* _Dataset rows_:
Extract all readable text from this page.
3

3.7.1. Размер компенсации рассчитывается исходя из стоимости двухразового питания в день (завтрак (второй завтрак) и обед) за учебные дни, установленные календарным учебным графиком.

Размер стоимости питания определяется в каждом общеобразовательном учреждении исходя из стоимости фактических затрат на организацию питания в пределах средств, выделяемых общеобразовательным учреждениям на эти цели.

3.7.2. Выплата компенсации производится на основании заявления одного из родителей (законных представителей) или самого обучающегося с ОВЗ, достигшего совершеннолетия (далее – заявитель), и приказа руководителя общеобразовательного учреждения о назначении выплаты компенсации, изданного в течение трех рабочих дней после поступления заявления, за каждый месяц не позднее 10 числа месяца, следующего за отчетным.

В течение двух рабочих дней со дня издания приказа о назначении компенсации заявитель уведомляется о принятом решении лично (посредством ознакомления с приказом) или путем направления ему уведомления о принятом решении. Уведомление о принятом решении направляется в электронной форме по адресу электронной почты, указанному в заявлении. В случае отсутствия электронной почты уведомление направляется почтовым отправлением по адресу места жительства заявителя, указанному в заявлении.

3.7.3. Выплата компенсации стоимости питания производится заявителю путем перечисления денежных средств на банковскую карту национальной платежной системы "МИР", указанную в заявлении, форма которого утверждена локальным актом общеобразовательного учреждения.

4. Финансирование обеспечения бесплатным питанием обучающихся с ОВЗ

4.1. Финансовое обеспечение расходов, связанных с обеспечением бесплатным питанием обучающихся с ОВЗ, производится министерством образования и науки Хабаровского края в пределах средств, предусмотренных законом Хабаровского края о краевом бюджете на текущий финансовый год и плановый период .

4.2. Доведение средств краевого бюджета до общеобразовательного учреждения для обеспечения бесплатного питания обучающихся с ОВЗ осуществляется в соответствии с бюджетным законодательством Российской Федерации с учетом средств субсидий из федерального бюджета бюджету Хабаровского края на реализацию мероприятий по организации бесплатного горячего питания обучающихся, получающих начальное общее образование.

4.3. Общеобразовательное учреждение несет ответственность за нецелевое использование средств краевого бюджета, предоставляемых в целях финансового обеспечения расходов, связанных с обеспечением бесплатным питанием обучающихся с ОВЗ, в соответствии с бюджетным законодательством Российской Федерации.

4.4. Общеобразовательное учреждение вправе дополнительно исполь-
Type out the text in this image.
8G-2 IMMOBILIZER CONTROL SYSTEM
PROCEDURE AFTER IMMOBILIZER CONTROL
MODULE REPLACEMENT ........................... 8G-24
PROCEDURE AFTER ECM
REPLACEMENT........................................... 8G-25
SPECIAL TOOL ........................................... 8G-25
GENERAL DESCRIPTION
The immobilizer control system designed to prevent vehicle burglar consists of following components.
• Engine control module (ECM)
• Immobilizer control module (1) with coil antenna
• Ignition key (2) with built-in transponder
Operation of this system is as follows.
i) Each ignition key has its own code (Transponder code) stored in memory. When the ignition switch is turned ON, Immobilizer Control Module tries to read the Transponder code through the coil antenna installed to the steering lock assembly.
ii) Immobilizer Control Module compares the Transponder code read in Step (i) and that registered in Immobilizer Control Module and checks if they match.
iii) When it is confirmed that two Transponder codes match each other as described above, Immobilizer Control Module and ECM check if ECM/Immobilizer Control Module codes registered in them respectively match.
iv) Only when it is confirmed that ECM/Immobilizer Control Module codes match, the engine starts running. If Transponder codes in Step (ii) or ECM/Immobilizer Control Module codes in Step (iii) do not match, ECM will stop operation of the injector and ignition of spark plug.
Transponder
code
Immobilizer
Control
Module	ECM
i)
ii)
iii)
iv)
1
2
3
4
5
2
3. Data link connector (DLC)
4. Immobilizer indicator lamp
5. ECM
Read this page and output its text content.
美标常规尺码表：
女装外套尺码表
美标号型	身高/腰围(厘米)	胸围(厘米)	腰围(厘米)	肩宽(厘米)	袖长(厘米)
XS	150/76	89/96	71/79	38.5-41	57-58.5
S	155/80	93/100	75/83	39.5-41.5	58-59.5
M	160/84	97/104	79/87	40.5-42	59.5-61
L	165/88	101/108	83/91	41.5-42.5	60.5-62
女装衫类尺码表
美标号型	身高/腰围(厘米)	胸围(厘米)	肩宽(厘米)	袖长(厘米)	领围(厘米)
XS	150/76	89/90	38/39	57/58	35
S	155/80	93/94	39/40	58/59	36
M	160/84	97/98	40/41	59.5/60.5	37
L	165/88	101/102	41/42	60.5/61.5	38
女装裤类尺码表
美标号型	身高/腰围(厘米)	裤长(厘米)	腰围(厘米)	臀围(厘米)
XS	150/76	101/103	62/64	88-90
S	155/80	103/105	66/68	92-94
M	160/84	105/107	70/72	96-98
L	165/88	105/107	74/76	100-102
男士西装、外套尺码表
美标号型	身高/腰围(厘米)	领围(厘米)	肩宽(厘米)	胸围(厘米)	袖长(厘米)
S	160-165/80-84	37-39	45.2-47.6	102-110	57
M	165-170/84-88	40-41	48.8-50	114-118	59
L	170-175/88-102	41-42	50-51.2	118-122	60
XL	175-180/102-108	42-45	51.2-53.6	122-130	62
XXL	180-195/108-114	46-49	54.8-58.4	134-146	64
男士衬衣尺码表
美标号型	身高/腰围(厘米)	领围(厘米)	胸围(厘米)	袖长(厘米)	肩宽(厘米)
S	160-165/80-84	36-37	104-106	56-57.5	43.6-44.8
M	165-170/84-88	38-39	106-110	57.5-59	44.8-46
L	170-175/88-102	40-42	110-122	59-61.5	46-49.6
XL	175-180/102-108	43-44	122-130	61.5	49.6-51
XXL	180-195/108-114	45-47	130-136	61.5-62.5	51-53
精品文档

* _Given exercise_: Please reproduce each record precisely as written.

* _Completed exercise_:
Extract all readable text from this page.
3

3.7.1. Размер компенсации рассчитывается исходя из стоимости двухразового питания в день (завтрак (второй завтрак) и обед) за учебные дни, установленные календарным учебным графиком.

Размер стоимости питания определяется в каждом общеобразовательном учреждении исходя из стоимости фактических затрат на организацию питания в пределах средств, выделяемых общеобразовательным учреждениям на эти цели.

3.7.2. Выплата компенсации производится на основании заявления одного из родителей (законных представителей) или самого обучающегося с ОВЗ, достигшего совершеннолетия (далее – заявитель), и приказа руководителя общеобразовательного учреждения о назначении выплаты компенсации, изданного в течение трех рабочих дней после поступления заявления, за каждый месяц не позднее 10 числа месяца, следующего за отчетным.

В течение двух рабочих дней со дня издания приказа о назначении компенсации заявитель уведомляется о принятом решении лично (посредством ознакомления с приказом) или путем направления ему уведомления о принятом решении. Уведомление о принятом решении направляется в электронной форме по адресу электронной почты, указанному в заявлении. В случае отсутствия электронной почты уведомление направляется почтовым отправлением по адресу места жительства заявителя, указанному в заявлении.

3.7.3. Выплата компенсации стоимости питания производится заявителю путем перечисления денежных средств на банковскую карту национальной платежной системы "МИР", указанную в заявлении, форма которого утверждена локальным актом общеобразовательного учреждения.

4. Финансирование обеспечения бесплатным питанием обучающихся с ОВЗ

4.1. Финансовое обеспечение расходов, связанных с обеспечением бесплатным питанием обучающихся с ОВЗ, производится министерством образования и науки Хабаровского края в пределах средств, предусмотренных законом Хабаровского края о краевом бюджете на текущий финансовый год и плановый период .

4.2. Доведение средств краевого бюджета до общеобразовательного учреждения для обеспечения бесплатного питания обучающихся с ОВЗ осуществляется в соответствии с бюджетным законодательством Российской Федерации с учетом средств субсидий из федерального бюджета бюджету Хабаровского края на реализацию мероприятий по организации бесплатного горячего питания обучающихся, получающих начальное общее образование.

4.3. Общеобразовательное учреждение несет ответственность за нецелевое использование средств краевого бюджета, предоставляемых в целях финансового обеспечения расходов, связанных с обеспечением бесплатным питанием обучающихся с ОВЗ, в соответствии с бюджетным законодательством Российской Федерации.

4.4. Общеобразовательное учреждение вправе дополнительно исполь-
Type out the text in this image.
8G-2 IMMOBILIZER CONTROL SYSTEM
PROCEDURE AFTER IMMOBILIZER CONTROL
MODULE REPLACEMENT ........................... 8G-24
PROCEDURE AFTER ECM
REPLACEMENT........................................... 8G-25
SPECIAL TOOL ........................................... 8G-25
GENERAL DESCRIPTION
The immobilizer control system designed to prevent vehicle burglar consists of following components.
• Engine control module (ECM)
• Immobilizer control module (1) with coil antenna
• Ignition key (2) with built-in transponder
Operation of this system is as follows.
i) Each ignition key has its own code (Transponder code) stored in memory. When the ignition switch is turned ON, Immobilizer Control Module tries to read the Transponder code through the coil antenna installed to the steering lock assembly.
ii) Immobilizer Control Module compares the Transponder code read in Step (i) and that registered in Immobilizer Control Module and checks if they match.
iii) When it is confirmed that two Transponder codes match each other as described above, Immobilizer Control Module and ECM check if ECM/Immobilizer Control Module codes registered in them respectively match.
iv) Only when it is confirmed that ECM/Immobilizer Control Module codes match, the engine starts running. If Transponder codes in Step (ii) or ECM/Immobilizer Control Module codes in Step (iii) do not match, ECM will stop operation of the injector and ignition of spark plug.
Transponder
code
Immobilizer
Control
Module	ECM
i)
ii)
iii)
iv)
1
2
3
4
5
2
3. Data link connector (DLC)
4. Immobilizer indicator lamp
5. ECM
Read this page and output its text content.
美标常规尺码表：
女装外套尺码表
美标号型	身高/腰围(厘米)	胸围(厘米)	腰围(厘米)	肩宽(厘米)	袖长(厘米)
XS	150/76	89/96	71/79	38.5-41	57-58.5
S	155/80	93/100	75/83	39.5-41.5	58-59.5
M	160/84	97/104	79/87	40.5-42	59.5-61
L	165/88	101/108	83/91	41.5-42.5	60.5-62
女装衫类尺码表
美标号型	身高/腰围(厘米)	胸围(厘米)	肩宽(厘米)	袖长(厘米)	领围(厘米)
XS	150/76	89/90	38/39	57/58	35
S	155/80	93/94	39/40	58/59	36
M	160/84	97/98	40/41	59.5/60.5	37
L	165/88	101/102	41/42	60.5/61.5	38
女装裤类尺码表
美标号型	身高/腰围(厘米)	裤长(厘米)	腰围(厘米)	臀围(厘米)
XS	150/76	101/103	62/64	88-90
S	155/80	103/105	66/68	92-94
M	160/84	105/107	70/72	96-98
L	165/88	105/107	74/76	100-102
男士西装、外套尺码表
美标号型	身高/腰围(厘米)	领围(厘米)	肩宽(厘米)	胸围(厘米)	袖长(厘米)
S	160-165/80-84	37-39	45.2-47.6	102-110	57
M	165-170/84-88	40-41	48.8-50	114-118	59
L	170-175/88-102	41-42	50-51.2	118-122	60
XL	175-180/102-108	42-45	51.2-53.6	122-130	62
XXL	180-195/108-114	46-49	54.8-58.4	134-146	64
男士衬衣尺码表
美标号型	身高/腰围(厘米)	领围(厘米)	胸围(厘米)	袖长(厘米)	肩宽(厘米)
S	160-165/80-84	36-37	104-106	56-57.5	43.6-44.8
M	165-170/84-88	38-39	106-110	57.5-59	44.8-46
L	170-175/88-102	40-42	110-122	59-61.5	46-49.6
XL	175-180/102-108	43-44	122-130	61.5	49.6-51
XXL	180-195/108-114	45-47	130-136	61.5-62.5	51-53
精品文档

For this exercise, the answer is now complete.